-- start Entries --

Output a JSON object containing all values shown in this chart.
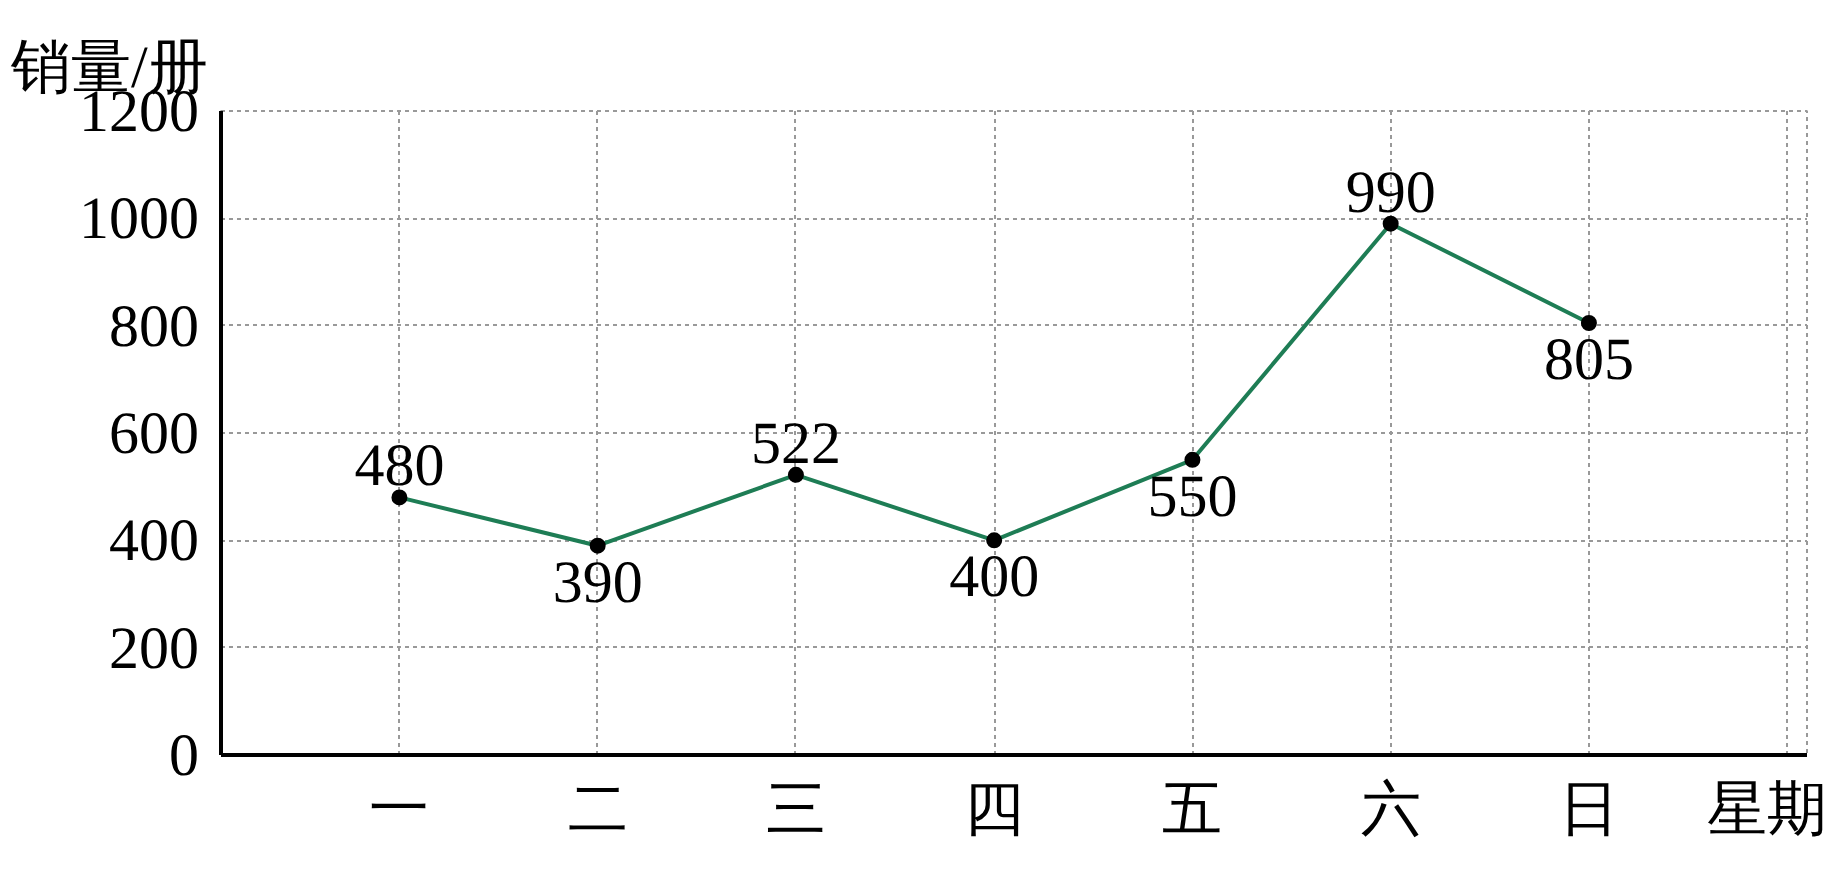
{
  "chart_data": {
    "type": "line",
    "ylabel": "销量/册",
    "xlabel": "星期",
    "categories": [
      "一",
      "二",
      "三",
      "四",
      "五",
      "六",
      "日"
    ],
    "series": [
      {
        "color": "#1e7d55",
        "values": [
          480,
          390,
          522,
          400,
          550,
          990,
          805
        ]
      }
    ],
    "ylim": [
      0,
      1200
    ],
    "yticks": [
      0,
      200,
      400,
      600,
      800,
      1000,
      1200
    ],
    "grid": true,
    "marker": "circle",
    "line_style": "solid",
    "data_labels": true
  }
}
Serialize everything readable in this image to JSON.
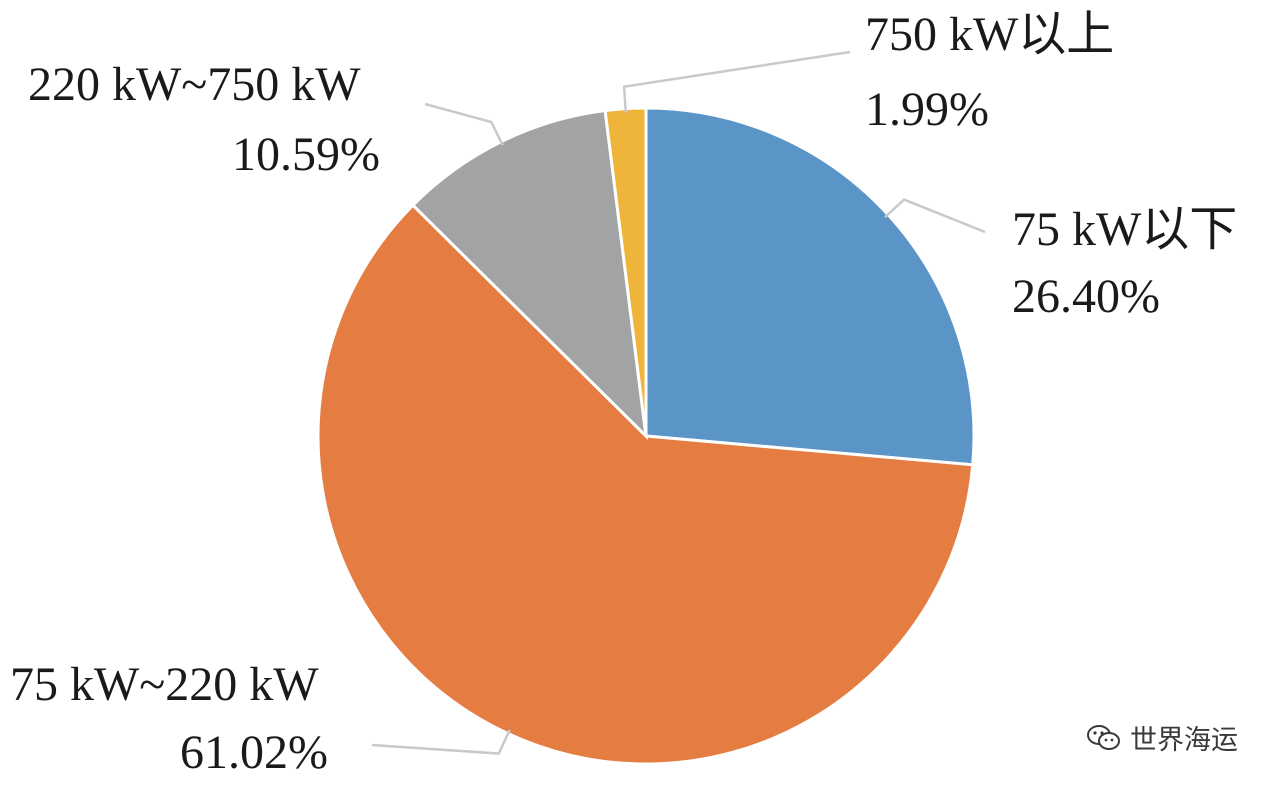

-- end Entries --

#### [Request]
Transcribe the listing above verbatim. Omit the pictures.

#### [Output of the exercise]
Output a JSON object containing all values shown in this chart.
{
  "chart_data": {
    "type": "line",
    "ylabel": "销量/册",
    "xlabel": "星期",
    "categories": [
      "一",
      "二",
      "三",
      "四",
      "五",
      "六",
      "日"
    ],
    "series": [
      {
        "color": "#1e7d55",
        "values": [
          480,
          390,
          522,
          400,
          550,
          990,
          805
        ]
      }
    ],
    "ylim": [
      0,
      1200
    ],
    "yticks": [
      0,
      200,
      400,
      600,
      800,
      1000,
      1200
    ],
    "grid": true,
    "marker": "circle",
    "line_style": "solid",
    "data_labels": true
  }
}
Serialize everything readable in this image to JSON.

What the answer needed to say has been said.